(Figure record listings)
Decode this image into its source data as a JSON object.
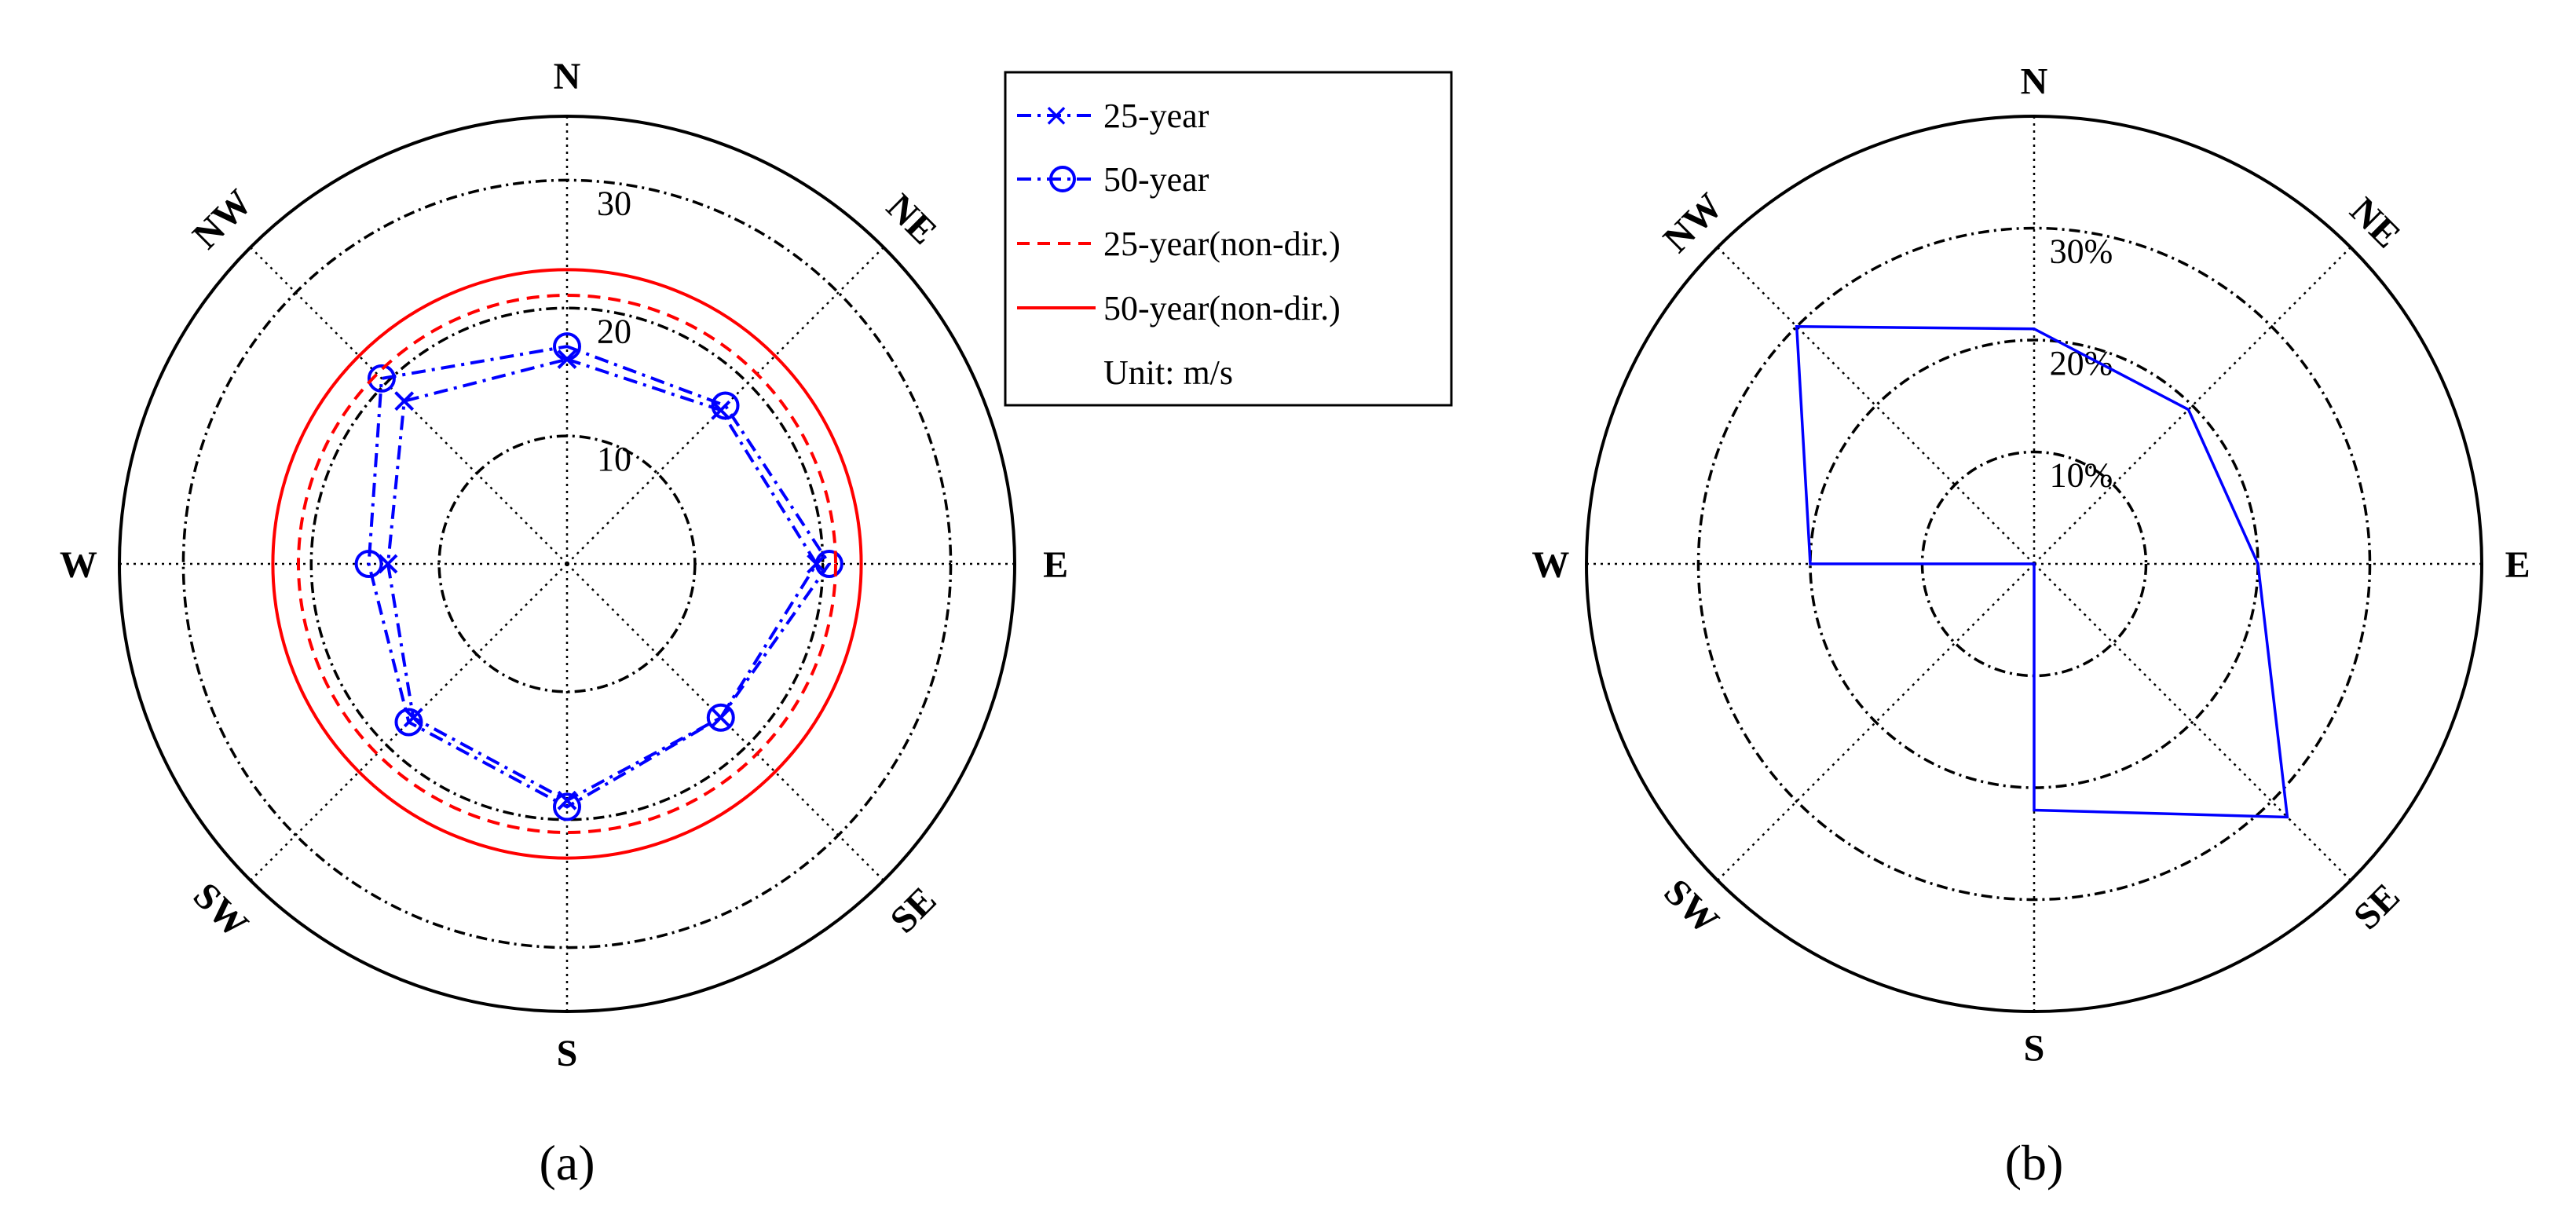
{
  "chart_data": [
    {
      "type": "radar",
      "panel_label": "(a)",
      "directions": [
        "N",
        "NE",
        "E",
        "SE",
        "S",
        "SW",
        "W",
        "NW"
      ],
      "radial_ticks": [
        "10",
        "20",
        "30"
      ],
      "rlim": [
        0,
        35
      ],
      "grid": true,
      "legend_position": "top-right",
      "series": [
        {
          "name": "25-year",
          "color": "#0000ff",
          "style": "dash-dot",
          "marker": "x",
          "values": [
            16.0,
            17.0,
            19.5,
            17.0,
            18.5,
            17.0,
            14.0,
            18.0
          ]
        },
        {
          "name": "50-year",
          "color": "#0000ff",
          "style": "dash-dot",
          "marker": "o",
          "values": [
            17.0,
            17.5,
            20.5,
            17.0,
            19.0,
            17.5,
            15.5,
            20.5
          ]
        },
        {
          "name": "25-year(non-dir.)",
          "color": "#ff0000",
          "style": "dashed",
          "constant": 21.0
        },
        {
          "name": "50-year(non-dir.)",
          "color": "#ff0000",
          "style": "solid",
          "constant": 23.0
        }
      ],
      "unit_text": "Unit:  m/s"
    },
    {
      "type": "radar",
      "panel_label": "(b)",
      "directions": [
        "N",
        "NE",
        "E",
        "SE",
        "S",
        "SW",
        "W",
        "NW"
      ],
      "radial_ticks": [
        "10%",
        "20%",
        "30%"
      ],
      "rlim": [
        0,
        40
      ],
      "grid": true,
      "series": [
        {
          "color": "#0000ff",
          "style": "solid",
          "values": [
            21.0,
            19.5,
            20.0,
            32.0,
            22.0,
            0,
            20.0,
            30.0
          ]
        }
      ]
    }
  ]
}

## Exercise instructions
Leave the pictures out and write out every entry exactly as given.

## Complete output
Decode this image into its source data as a JSON object.
{
  "chart_data": [
    {
      "type": "radar",
      "panel_label": "(a)",
      "directions": [
        "N",
        "NE",
        "E",
        "SE",
        "S",
        "SW",
        "W",
        "NW"
      ],
      "radial_ticks": [
        "10",
        "20",
        "30"
      ],
      "rlim": [
        0,
        35
      ],
      "grid": true,
      "legend_position": "top-right",
      "series": [
        {
          "name": "25-year",
          "color": "#0000ff",
          "style": "dash-dot",
          "marker": "x",
          "values": [
            16.0,
            17.0,
            19.5,
            17.0,
            18.5,
            17.0,
            14.0,
            18.0
          ]
        },
        {
          "name": "50-year",
          "color": "#0000ff",
          "style": "dash-dot",
          "marker": "o",
          "values": [
            17.0,
            17.5,
            20.5,
            17.0,
            19.0,
            17.5,
            15.5,
            20.5
          ]
        },
        {
          "name": "25-year(non-dir.)",
          "color": "#ff0000",
          "style": "dashed",
          "constant": 21.0
        },
        {
          "name": "50-year(non-dir.)",
          "color": "#ff0000",
          "style": "solid",
          "constant": 23.0
        }
      ],
      "unit_text": "Unit:  m/s"
    },
    {
      "type": "radar",
      "panel_label": "(b)",
      "directions": [
        "N",
        "NE",
        "E",
        "SE",
        "S",
        "SW",
        "W",
        "NW"
      ],
      "radial_ticks": [
        "10%",
        "20%",
        "30%"
      ],
      "rlim": [
        0,
        40
      ],
      "grid": true,
      "series": [
        {
          "color": "#0000ff",
          "style": "solid",
          "values": [
            21.0,
            19.5,
            20.0,
            32.0,
            22.0,
            0,
            20.0,
            30.0
          ]
        }
      ]
    }
  ]
}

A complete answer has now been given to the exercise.